Look through the material below, count the lines containing the word "Hodnoty", and state only the count.

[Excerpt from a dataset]
▼▼▼
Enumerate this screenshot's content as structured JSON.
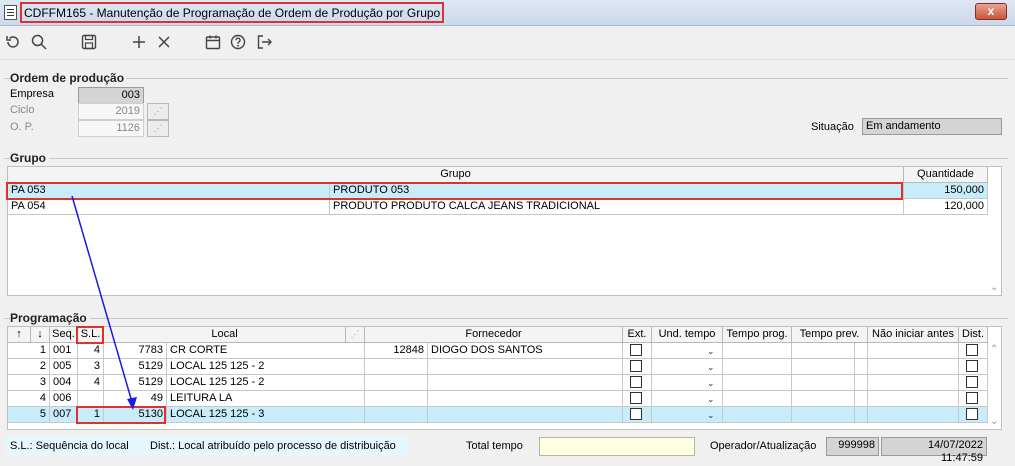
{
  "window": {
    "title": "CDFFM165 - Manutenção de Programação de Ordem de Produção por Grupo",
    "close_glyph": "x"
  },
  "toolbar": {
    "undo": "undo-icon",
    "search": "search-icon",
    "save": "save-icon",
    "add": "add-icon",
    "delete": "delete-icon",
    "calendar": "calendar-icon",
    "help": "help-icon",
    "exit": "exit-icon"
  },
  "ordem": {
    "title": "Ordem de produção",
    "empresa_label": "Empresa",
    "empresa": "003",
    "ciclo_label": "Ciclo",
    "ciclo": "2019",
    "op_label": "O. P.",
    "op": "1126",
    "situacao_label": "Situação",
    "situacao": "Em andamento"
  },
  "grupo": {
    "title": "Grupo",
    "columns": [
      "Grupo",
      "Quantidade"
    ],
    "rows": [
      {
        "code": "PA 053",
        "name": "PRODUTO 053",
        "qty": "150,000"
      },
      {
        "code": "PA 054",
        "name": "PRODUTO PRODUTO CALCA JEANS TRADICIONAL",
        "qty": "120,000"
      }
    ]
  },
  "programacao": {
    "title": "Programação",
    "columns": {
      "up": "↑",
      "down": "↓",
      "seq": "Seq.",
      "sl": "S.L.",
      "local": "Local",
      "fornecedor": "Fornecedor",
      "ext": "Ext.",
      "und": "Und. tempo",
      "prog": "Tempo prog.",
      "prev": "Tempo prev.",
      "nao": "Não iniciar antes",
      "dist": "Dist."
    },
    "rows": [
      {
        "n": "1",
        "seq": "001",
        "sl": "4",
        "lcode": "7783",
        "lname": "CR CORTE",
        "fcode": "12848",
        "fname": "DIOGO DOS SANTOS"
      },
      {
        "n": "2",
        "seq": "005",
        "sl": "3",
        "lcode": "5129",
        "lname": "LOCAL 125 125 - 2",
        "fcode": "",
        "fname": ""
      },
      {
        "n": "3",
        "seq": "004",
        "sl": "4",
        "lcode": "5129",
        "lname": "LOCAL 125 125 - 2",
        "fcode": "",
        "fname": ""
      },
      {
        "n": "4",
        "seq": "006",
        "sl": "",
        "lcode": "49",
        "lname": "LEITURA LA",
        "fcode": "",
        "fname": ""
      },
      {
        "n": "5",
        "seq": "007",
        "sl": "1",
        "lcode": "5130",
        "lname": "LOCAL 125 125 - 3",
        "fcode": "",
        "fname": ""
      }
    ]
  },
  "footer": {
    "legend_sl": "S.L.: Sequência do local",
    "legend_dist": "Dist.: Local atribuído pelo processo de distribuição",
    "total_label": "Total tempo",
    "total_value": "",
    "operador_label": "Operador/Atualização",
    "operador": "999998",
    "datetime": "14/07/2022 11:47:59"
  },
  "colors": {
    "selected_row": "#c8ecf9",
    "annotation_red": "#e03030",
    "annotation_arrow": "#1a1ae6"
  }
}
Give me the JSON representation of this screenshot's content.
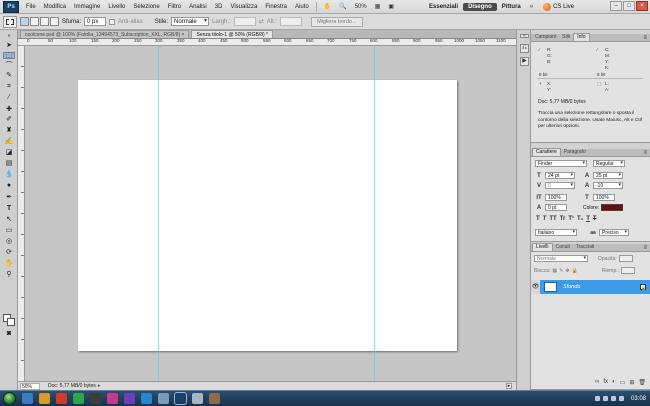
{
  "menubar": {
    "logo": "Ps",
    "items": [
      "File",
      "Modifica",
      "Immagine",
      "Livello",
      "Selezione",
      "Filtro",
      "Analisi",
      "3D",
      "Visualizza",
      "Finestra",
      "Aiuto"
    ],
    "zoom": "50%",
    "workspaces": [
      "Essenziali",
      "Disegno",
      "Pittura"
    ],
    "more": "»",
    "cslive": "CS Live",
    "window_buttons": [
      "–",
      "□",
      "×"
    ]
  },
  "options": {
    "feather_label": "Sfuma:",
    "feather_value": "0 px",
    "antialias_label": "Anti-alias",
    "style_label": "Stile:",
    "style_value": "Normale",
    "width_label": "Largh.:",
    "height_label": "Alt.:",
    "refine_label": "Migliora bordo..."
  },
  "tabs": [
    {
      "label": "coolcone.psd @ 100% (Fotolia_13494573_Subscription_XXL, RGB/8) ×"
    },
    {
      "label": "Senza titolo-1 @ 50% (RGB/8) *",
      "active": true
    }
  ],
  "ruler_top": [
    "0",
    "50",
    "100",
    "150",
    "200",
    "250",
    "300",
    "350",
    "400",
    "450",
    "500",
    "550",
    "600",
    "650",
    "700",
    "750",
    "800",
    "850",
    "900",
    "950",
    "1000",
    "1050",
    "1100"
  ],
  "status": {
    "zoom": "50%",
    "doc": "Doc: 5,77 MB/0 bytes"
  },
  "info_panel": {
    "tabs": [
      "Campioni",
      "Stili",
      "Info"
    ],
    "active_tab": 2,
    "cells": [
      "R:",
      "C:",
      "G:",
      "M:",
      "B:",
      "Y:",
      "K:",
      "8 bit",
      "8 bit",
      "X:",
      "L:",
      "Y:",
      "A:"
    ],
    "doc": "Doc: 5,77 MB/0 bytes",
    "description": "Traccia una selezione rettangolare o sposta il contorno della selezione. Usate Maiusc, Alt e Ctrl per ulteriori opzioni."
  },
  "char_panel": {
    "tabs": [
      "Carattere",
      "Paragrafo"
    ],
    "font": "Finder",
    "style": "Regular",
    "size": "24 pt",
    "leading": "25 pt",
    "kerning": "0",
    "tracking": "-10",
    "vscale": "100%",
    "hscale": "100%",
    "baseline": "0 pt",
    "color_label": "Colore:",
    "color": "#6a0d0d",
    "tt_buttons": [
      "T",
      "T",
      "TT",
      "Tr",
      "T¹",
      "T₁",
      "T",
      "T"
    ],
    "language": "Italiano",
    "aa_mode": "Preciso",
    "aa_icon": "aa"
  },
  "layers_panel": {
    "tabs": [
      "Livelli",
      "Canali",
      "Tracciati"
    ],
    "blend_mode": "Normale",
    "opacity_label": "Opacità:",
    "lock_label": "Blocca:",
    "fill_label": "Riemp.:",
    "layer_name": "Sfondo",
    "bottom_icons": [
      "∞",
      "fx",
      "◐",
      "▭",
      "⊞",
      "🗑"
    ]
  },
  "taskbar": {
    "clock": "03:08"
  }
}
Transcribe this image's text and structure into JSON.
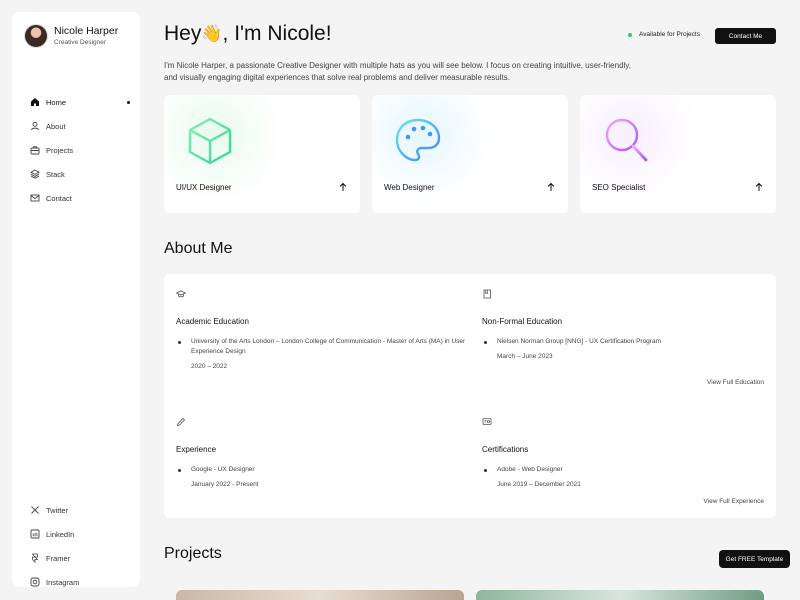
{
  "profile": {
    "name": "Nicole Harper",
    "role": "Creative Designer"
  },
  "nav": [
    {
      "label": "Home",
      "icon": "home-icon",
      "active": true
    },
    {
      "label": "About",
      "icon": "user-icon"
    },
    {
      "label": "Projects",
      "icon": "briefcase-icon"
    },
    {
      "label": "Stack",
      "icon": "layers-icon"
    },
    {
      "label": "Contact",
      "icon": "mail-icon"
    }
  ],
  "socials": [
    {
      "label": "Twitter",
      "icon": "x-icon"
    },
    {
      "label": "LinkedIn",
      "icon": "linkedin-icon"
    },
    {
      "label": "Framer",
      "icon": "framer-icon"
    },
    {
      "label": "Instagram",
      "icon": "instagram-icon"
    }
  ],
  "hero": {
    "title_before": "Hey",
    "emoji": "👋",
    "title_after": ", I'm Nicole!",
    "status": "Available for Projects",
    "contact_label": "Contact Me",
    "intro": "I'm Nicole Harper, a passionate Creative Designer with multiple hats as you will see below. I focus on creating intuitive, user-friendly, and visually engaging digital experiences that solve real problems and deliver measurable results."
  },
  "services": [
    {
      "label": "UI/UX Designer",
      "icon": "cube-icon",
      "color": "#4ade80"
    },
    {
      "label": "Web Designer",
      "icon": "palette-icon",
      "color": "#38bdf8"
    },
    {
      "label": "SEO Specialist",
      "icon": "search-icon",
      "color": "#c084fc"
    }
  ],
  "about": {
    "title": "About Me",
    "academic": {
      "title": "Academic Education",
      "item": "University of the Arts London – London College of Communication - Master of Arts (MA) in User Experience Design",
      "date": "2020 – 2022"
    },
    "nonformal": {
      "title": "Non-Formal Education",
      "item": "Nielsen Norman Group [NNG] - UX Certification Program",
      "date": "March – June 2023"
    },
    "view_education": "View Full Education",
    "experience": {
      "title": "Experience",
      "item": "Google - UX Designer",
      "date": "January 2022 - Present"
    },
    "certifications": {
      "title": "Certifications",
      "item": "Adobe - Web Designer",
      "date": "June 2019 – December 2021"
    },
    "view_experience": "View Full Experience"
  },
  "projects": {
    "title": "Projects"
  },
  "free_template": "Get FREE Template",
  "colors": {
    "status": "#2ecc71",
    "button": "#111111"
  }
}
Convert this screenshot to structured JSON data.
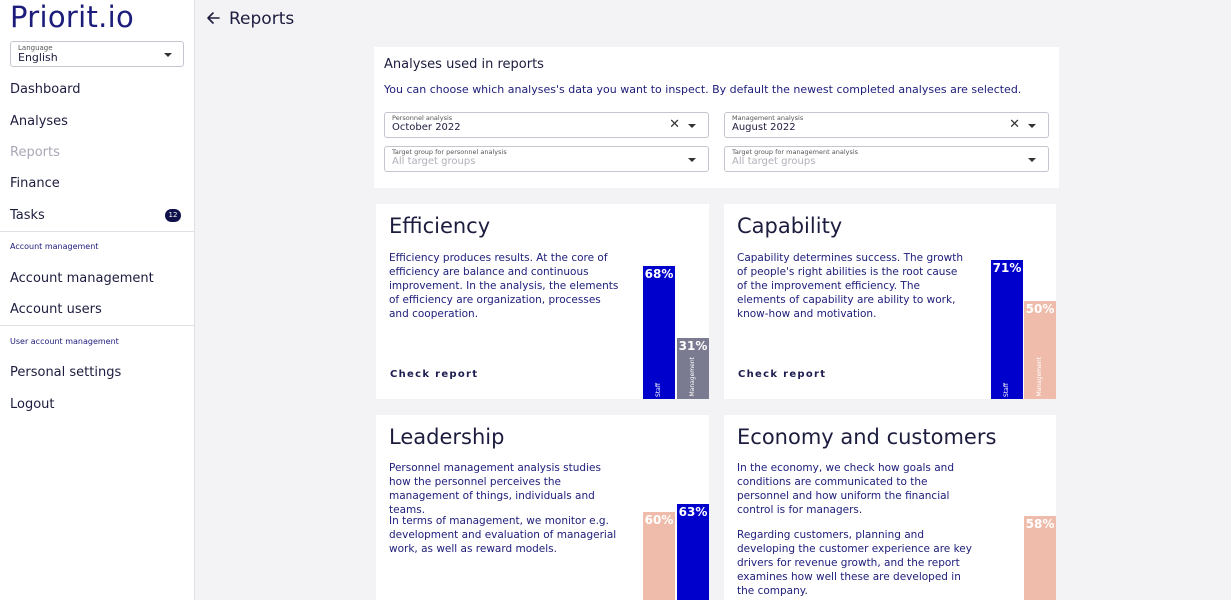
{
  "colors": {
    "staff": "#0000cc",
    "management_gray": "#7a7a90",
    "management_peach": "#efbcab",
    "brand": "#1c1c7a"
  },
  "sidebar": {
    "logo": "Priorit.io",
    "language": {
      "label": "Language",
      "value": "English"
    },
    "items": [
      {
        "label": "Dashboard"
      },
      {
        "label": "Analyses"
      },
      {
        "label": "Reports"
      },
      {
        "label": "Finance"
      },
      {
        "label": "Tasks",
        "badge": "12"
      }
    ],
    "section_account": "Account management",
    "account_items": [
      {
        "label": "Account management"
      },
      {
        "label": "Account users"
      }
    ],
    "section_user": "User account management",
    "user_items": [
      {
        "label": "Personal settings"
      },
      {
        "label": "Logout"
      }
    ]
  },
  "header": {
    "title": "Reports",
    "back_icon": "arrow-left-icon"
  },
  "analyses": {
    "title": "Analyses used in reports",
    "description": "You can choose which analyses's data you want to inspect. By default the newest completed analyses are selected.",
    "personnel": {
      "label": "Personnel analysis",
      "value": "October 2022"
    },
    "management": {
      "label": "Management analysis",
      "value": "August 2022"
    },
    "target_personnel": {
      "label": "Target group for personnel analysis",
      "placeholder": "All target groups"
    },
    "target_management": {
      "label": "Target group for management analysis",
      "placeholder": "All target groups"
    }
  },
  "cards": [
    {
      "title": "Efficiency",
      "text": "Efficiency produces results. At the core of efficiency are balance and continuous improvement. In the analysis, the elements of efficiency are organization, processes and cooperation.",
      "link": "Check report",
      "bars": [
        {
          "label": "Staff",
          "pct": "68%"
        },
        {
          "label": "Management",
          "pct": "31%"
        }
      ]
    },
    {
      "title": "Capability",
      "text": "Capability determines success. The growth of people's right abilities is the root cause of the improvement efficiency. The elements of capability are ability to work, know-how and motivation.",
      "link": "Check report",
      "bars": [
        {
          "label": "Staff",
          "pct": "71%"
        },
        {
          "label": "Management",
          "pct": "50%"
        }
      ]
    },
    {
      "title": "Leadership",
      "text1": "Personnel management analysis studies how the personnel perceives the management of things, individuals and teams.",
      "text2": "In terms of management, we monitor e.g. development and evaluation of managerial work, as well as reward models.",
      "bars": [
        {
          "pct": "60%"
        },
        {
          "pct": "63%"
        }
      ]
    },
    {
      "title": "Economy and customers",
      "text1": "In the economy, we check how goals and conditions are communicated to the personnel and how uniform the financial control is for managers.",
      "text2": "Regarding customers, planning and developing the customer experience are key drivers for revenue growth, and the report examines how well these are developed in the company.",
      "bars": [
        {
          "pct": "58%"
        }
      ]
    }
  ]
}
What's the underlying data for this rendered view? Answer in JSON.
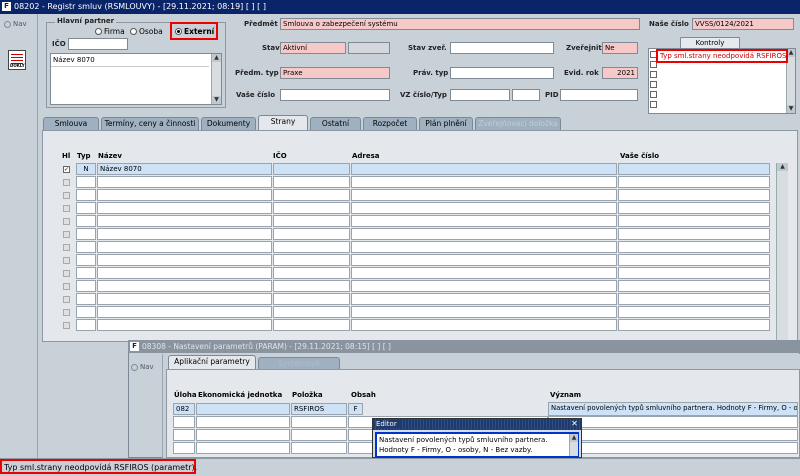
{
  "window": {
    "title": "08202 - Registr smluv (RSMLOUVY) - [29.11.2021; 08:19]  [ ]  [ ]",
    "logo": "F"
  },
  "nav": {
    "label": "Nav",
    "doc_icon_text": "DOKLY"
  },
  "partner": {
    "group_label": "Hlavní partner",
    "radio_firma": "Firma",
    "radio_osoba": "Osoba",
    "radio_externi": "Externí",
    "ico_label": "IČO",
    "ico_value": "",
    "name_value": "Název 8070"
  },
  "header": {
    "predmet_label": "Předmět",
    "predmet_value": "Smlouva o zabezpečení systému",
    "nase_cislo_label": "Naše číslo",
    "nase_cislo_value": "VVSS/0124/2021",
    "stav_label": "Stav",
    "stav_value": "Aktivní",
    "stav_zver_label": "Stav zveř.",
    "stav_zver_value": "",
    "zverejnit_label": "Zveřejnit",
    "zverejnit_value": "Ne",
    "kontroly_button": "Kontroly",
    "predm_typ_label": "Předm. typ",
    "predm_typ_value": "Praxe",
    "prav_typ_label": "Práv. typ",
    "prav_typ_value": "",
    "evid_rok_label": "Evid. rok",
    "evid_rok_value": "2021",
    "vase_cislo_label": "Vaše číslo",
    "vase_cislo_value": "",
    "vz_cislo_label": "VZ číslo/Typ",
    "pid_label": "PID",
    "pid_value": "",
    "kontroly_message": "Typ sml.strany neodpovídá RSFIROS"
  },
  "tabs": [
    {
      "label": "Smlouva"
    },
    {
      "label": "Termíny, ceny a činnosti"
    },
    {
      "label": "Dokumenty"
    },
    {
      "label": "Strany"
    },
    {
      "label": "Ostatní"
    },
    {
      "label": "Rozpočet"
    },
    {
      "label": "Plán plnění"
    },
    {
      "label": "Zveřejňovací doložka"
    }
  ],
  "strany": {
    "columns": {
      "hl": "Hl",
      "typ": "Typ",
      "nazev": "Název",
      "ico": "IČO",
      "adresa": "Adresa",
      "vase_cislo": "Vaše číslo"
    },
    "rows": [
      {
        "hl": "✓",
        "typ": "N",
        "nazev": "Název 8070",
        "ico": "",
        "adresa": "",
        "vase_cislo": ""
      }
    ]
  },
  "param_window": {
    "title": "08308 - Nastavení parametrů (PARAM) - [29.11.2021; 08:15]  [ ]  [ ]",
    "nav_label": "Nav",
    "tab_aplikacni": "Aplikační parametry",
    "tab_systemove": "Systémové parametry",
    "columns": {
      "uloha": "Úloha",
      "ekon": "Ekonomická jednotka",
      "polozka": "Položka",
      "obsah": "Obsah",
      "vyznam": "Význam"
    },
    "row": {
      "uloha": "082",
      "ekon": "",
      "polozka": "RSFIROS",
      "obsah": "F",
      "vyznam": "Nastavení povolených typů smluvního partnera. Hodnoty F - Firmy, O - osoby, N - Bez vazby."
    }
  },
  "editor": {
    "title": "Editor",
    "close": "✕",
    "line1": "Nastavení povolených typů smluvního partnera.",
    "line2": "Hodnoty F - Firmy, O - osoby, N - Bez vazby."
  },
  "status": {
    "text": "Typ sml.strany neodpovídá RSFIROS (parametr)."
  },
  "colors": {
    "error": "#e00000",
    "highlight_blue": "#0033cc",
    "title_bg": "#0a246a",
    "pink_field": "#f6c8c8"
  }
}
▲▲▲
THE COMPLETED TASK
2